- [PROVIDED ENTRIES]:
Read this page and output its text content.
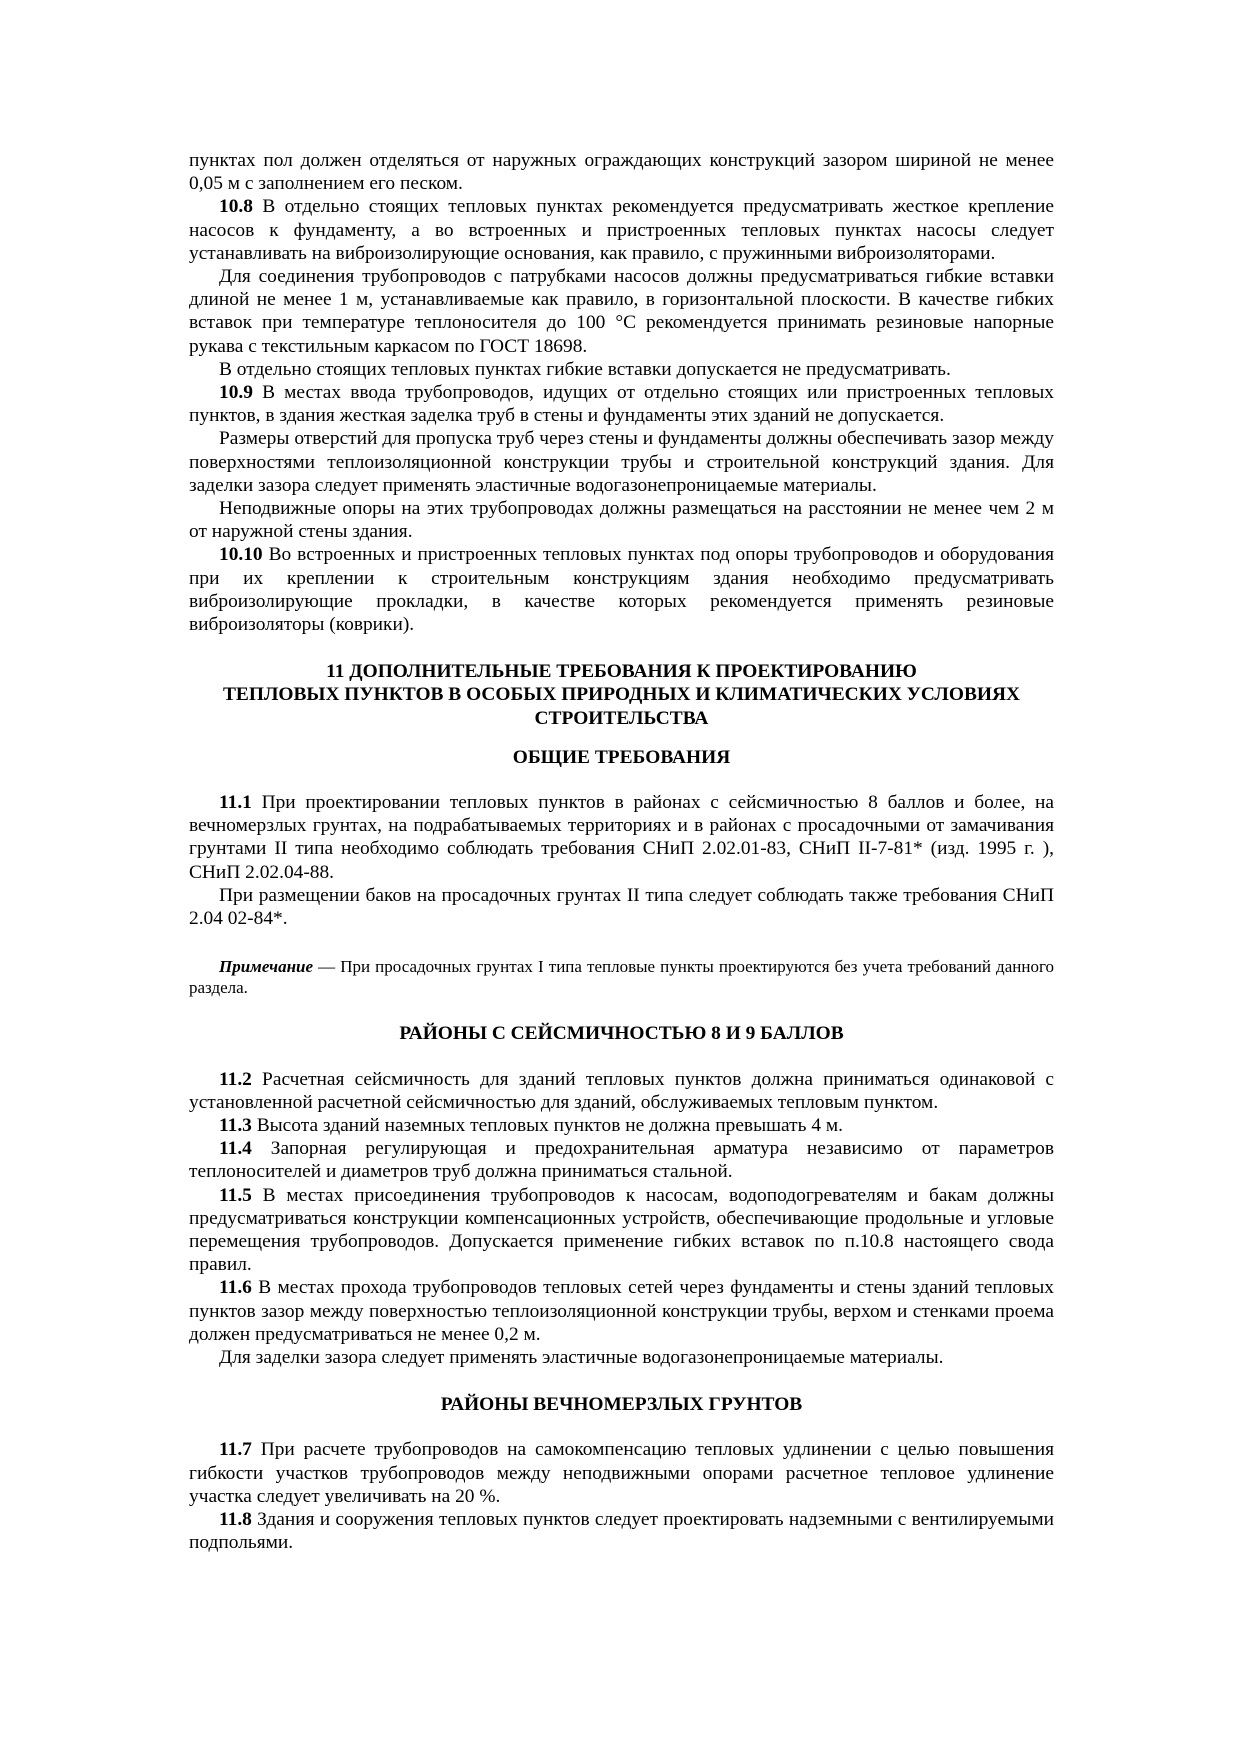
пунктах пол должен отделяться от наружных ограждающих конструкций зазором шириной не менее 0,05 м с заполнением его песком.

10.8 В отдельно стоящих тепловых пунктах рекомендуется предусматривать жесткое крепление насосов к фундаменту, а во встроенных и пристроенных тепловых пунктах насосы следует устанавливать на виброизолирующие основания, как правило, с пружинными виброизоляторами.

Для соединения трубопроводов с патрубками насосов должны предусматриваться гибкие вставки длиной не менее 1 м, устанавливаемые как правило, в горизонтальной плоскости. В качестве гибких вставок при температуре теплоносителя до 100 °С рекомендуется принимать резиновые напорные рукава с текстильным каркасом по ГОСТ 18698.

В отдельно стоящих тепловых пунктах гибкие вставки допускается не предусматривать.

10.9 В местах ввода трубопроводов, идущих от отдельно стоящих или пристроенных тепловых пунктов, в здания жесткая заделка труб в стены и фундаменты этих зданий не допускается.

Размеры отверстий для пропуска труб через стены и фундаменты должны обеспечивать зазор между поверхностями теплоизоляционной конструкции трубы и строительной конструкций здания. Для заделки зазора следует применять эластичные водогазонепроницаемые материалы.

Неподвижные опоры на этих трубопроводах должны размещаться на расстоянии не менее чем 2 м от наружной стены здания.

10.10 Во встроенных и пристроенных тепловых пунктах под опоры трубопроводов и оборудования при их креплении к строительным конструкциям здания необходимо предусматривать виброизолирующие прокладки, в качестве которых рекомендуется применять резиновые виброизоляторы (коврики).

11 ДОПОЛНИТЕЛЬНЫЕ ТРЕБОВАНИЯ К ПРОЕКТИРОВАНИЮ

ТЕПЛОВЫХ ПУНКТОВ В ОСОБЫХ ПРИРОДНЫХ И КЛИМАТИЧЕСКИХ УСЛОВИЯХ

СТРОИТЕЛЬСТВА

ОБЩИЕ ТРЕБОВАНИЯ

11.1 При проектировании тепловых пунктов в районах с сейсмичностью 8 баллов и более, на вечномерзлых грунтах, на подрабатываемых территориях и в районах с просадочными от замачивания грунтами II типа необходимо соблюдать требования СНиП 2.02.01-83, СНиП II-7-81* (изд. 1995 г. ), СНиП 2.02.04-88.

При размещении баков на просадочных грунтах II типа следует соблюдать также требования СНиП 2.04 02-84*.

Примечание — При просадочных грунтах I типа тепловые пункты проектируются без учета требований данного раздела.

РАЙОНЫ С СЕЙСМИЧНОСТЬЮ 8 И 9 БАЛЛОВ

11.2 Расчетная сейсмичность для зданий тепловых пунктов должна приниматься одинаковой с установленной расчетной сейсмичностью для зданий, обслуживаемых тепловым пунктом.

11.3 Высота зданий наземных тепловых пунктов не должна превышать 4 м.

11.4 Запорная регулирующая и предохранительная арматура независимо от параметров теплоносителей и диаметров труб должна приниматься стальной.

11.5 В местах присоединения трубопроводов к насосам, водоподогревателям и бакам должны предусматриваться конструкции компенсационных устройств, обеспечивающие продольные и угловые перемещения трубопроводов. Допускается применение гибких вставок по п.10.8 настоящего свода правил.

11.6 В местах прохода трубопроводов тепловых сетей через фундаменты и стены зданий тепловых пунктов зазор между поверхностью теплоизоляционной конструкции трубы, верхом и стенками проема должен предусматриваться не менее 0,2 м.

Для заделки зазора следует применять эластичные водогазонепроницаемые материалы.

РАЙОНЫ ВЕЧНОМЕРЗЛЫХ ГРУНТОВ

11.7 При расчете трубопроводов на самокомпенсацию тепловых удлинении с целью повышения гибкости участков трубопроводов между неподвижными опорами расчетное тепловое удлинение участка следует увеличивать на 20 %.

11.8 Здания и сооружения тепловых пунктов следует проектировать надземными с вентилируемыми подпольями.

- [TASK PROMPT]: None of the pictures should appear; repeat the records exactly otherwise.

- [ANSWER FOR THIS EXERCISE]:
Read this page and output its text content.
пунктах пол должен отделяться от наружных ограждающих конструкций зазором шириной не менее 0,05 м с заполнением его песком.

10.8 В отдельно стоящих тепловых пунктах рекомендуется предусматривать жесткое крепление насосов к фундаменту, а во встроенных и пристроенных тепловых пунктах насосы следует устанавливать на виброизолирующие основания, как правило, с пружинными виброизоляторами.

Для соединения трубопроводов с патрубками насосов должны предусматриваться гибкие вставки длиной не менее 1 м, устанавливаемые как правило, в горизонтальной плоскости. В качестве гибких вставок при температуре теплоносителя до 100 °С рекомендуется принимать резиновые напорные рукава с текстильным каркасом по ГОСТ 18698.

В отдельно стоящих тепловых пунктах гибкие вставки допускается не предусматривать.

10.9 В местах ввода трубопроводов, идущих от отдельно стоящих или пристроенных тепловых пунктов, в здания жесткая заделка труб в стены и фундаменты этих зданий не допускается.

Размеры отверстий для пропуска труб через стены и фундаменты должны обеспечивать зазор между поверхностями теплоизоляционной конструкции трубы и строительной конструкций здания. Для заделки зазора следует применять эластичные водогазонепроницаемые материалы.

Неподвижные опоры на этих трубопроводах должны размещаться на расстоянии не менее чем 2 м от наружной стены здания.

10.10 Во встроенных и пристроенных тепловых пунктах под опоры трубопроводов и оборудования при их креплении к строительным конструкциям здания необходимо предусматривать виброизолирующие прокладки, в качестве которых рекомендуется применять резиновые виброизоляторы (коврики).

11 ДОПОЛНИТЕЛЬНЫЕ ТРЕБОВАНИЯ К ПРОЕКТИРОВАНИЮ

ТЕПЛОВЫХ ПУНКТОВ В ОСОБЫХ ПРИРОДНЫХ И КЛИМАТИЧЕСКИХ УСЛОВИЯХ

СТРОИТЕЛЬСТВА

ОБЩИЕ ТРЕБОВАНИЯ

11.1 При проектировании тепловых пунктов в районах с сейсмичностью 8 баллов и более, на вечномерзлых грунтах, на подрабатываемых территориях и в районах с просадочными от замачивания грунтами II типа необходимо соблюдать требования СНиП 2.02.01-83, СНиП II-7-81* (изд. 1995 г. ), СНиП 2.02.04-88.

При размещении баков на просадочных грунтах II типа следует соблюдать также требования СНиП 2.04 02-84*.

Примечание — При просадочных грунтах I типа тепловые пункты проектируются без учета требований данного раздела.

РАЙОНЫ С СЕЙСМИЧНОСТЬЮ 8 И 9 БАЛЛОВ

11.2 Расчетная сейсмичность для зданий тепловых пунктов должна приниматься одинаковой с установленной расчетной сейсмичностью для зданий, обслуживаемых тепловым пунктом.

11.3 Высота зданий наземных тепловых пунктов не должна превышать 4 м.

11.4 Запорная регулирующая и предохранительная арматура независимо от параметров теплоносителей и диаметров труб должна приниматься стальной.

11.5 В местах присоединения трубопроводов к насосам, водоподогревателям и бакам должны предусматриваться конструкции компенсационных устройств, обеспечивающие продольные и угловые перемещения трубопроводов. Допускается применение гибких вставок по п.10.8 настоящего свода правил.

11.6 В местах прохода трубопроводов тепловых сетей через фундаменты и стены зданий тепловых пунктов зазор между поверхностью теплоизоляционной конструкции трубы, верхом и стенками проема должен предусматриваться не менее 0,2 м.

Для заделки зазора следует применять эластичные водогазонепроницаемые материалы.

РАЙОНЫ ВЕЧНОМЕРЗЛЫХ ГРУНТОВ

11.7 При расчете трубопроводов на самокомпенсацию тепловых удлинении с целью повышения гибкости участков трубопроводов между неподвижными опорами расчетное тепловое удлинение участка следует увеличивать на 20 %.

11.8 Здания и сооружения тепловых пунктов следует проектировать надземными с вентилируемыми подпольями.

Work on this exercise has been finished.